Extracted data entries:
###

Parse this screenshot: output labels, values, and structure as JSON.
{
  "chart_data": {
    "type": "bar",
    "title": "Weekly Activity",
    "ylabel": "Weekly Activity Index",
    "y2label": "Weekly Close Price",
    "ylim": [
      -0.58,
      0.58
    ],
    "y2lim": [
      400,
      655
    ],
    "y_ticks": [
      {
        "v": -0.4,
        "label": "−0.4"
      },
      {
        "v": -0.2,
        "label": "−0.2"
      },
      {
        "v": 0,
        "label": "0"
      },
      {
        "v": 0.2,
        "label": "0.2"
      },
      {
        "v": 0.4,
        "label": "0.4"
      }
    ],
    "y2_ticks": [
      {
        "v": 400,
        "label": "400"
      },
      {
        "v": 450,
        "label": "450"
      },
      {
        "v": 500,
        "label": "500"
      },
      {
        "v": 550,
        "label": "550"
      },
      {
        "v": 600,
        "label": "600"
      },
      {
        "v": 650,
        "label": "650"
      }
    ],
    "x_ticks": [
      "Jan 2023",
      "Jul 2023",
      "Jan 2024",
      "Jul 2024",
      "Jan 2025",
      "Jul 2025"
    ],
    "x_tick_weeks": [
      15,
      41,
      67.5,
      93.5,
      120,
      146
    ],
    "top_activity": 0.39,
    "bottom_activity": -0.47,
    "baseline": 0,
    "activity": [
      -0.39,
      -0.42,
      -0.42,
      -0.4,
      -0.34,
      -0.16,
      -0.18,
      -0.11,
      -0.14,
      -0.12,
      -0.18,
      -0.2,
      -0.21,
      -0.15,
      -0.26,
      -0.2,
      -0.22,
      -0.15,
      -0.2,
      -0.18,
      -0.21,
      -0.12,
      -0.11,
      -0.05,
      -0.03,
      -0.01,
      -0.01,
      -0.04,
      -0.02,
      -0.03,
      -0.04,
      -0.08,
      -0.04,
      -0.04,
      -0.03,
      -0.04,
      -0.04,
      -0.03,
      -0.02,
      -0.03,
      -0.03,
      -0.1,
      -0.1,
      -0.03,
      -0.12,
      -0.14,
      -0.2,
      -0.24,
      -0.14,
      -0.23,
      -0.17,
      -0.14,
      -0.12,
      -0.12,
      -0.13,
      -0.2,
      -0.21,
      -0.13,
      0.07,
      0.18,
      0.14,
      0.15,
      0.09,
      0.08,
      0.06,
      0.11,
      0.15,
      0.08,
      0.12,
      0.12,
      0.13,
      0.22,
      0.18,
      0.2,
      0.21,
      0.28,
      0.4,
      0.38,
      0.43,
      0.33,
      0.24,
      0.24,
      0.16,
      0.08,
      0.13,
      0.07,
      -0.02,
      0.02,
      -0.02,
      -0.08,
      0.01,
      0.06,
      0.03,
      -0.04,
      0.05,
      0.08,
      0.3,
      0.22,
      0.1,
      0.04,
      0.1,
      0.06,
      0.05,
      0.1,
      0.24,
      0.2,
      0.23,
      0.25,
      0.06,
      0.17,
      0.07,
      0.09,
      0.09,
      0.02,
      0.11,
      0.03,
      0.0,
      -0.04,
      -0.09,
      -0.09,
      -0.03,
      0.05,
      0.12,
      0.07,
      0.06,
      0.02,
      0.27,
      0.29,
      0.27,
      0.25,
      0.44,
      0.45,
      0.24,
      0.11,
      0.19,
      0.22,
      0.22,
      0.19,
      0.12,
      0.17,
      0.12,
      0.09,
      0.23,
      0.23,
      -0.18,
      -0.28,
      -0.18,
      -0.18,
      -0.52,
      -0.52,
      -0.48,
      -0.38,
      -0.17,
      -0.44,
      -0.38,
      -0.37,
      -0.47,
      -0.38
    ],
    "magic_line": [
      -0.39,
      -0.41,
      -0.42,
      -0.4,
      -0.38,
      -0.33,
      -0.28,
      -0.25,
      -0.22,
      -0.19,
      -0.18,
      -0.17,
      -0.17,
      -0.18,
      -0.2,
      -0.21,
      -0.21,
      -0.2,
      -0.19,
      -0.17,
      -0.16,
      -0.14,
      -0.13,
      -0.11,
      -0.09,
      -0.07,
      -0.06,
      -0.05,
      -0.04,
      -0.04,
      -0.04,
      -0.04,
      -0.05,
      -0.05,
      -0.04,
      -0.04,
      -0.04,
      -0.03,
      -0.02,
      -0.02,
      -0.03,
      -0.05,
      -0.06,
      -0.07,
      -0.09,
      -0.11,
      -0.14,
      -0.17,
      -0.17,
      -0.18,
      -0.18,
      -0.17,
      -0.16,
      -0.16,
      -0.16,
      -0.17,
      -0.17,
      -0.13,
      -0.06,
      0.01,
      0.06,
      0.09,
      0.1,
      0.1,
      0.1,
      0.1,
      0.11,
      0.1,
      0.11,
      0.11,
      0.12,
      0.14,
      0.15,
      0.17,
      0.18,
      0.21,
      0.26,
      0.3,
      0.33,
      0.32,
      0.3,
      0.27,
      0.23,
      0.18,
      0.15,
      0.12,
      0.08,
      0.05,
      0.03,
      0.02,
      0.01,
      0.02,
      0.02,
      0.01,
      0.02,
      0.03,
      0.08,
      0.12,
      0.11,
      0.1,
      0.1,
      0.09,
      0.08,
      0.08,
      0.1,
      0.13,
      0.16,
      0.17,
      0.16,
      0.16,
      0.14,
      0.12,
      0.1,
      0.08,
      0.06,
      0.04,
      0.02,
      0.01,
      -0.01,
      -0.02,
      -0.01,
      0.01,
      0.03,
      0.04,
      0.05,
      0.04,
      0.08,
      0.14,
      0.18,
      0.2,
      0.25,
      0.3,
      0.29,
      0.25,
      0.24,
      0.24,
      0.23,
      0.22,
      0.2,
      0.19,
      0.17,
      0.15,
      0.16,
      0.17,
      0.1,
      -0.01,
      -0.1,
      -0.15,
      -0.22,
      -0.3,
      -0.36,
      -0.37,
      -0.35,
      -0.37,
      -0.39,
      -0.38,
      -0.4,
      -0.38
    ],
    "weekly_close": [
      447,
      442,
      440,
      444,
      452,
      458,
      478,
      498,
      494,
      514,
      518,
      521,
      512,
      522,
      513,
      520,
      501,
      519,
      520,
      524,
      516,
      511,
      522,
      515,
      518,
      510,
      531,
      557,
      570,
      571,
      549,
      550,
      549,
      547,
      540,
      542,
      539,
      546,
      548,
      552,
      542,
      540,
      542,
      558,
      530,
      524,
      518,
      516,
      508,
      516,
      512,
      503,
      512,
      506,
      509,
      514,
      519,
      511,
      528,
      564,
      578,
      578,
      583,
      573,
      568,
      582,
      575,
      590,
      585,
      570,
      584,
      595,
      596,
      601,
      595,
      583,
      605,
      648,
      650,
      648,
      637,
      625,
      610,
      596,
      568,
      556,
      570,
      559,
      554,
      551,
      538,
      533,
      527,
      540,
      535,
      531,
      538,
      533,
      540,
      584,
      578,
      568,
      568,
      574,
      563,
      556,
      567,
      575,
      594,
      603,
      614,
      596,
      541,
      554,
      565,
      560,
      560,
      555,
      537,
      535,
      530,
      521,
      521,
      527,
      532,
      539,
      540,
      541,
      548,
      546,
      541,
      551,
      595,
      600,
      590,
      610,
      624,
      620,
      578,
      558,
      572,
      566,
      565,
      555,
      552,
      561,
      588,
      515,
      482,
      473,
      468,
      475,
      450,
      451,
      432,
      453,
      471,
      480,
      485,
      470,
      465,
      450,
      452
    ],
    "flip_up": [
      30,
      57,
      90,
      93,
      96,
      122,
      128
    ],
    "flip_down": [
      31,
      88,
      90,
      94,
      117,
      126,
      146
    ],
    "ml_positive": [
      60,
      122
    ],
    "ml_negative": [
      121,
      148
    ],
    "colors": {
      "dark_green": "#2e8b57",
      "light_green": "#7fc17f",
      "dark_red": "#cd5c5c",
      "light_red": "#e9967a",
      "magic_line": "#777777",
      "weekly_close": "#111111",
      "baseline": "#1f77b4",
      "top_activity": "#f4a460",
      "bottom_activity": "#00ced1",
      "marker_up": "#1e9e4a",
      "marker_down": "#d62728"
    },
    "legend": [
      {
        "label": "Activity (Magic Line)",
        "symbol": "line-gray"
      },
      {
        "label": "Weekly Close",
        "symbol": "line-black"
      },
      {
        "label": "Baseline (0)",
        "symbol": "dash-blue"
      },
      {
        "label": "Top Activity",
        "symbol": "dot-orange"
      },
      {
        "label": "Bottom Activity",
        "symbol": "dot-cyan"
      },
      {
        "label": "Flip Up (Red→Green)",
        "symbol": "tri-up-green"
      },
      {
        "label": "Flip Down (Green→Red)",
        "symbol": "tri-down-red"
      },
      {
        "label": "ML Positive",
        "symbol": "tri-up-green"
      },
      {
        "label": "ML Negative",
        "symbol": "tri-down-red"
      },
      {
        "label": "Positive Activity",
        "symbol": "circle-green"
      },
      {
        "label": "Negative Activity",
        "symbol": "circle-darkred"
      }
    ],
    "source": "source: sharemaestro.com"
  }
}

###

- Given task
Pull out every line of the records above that contains the word "symbol".

- Response to the task
        "symbol": "line-gray"
        "symbol": "line-black"
        "symbol": "dash-blue"
        "symbol": "dot-orange"
        "symbol": "dot-cyan"
        "symbol": "tri-up-green"
        "symbol": "tri-down-red"
        "symbol": "tri-up-green"
        "symbol": "tri-down-red"
        "symbol": "circle-green"
        "symbol": "circle-darkred"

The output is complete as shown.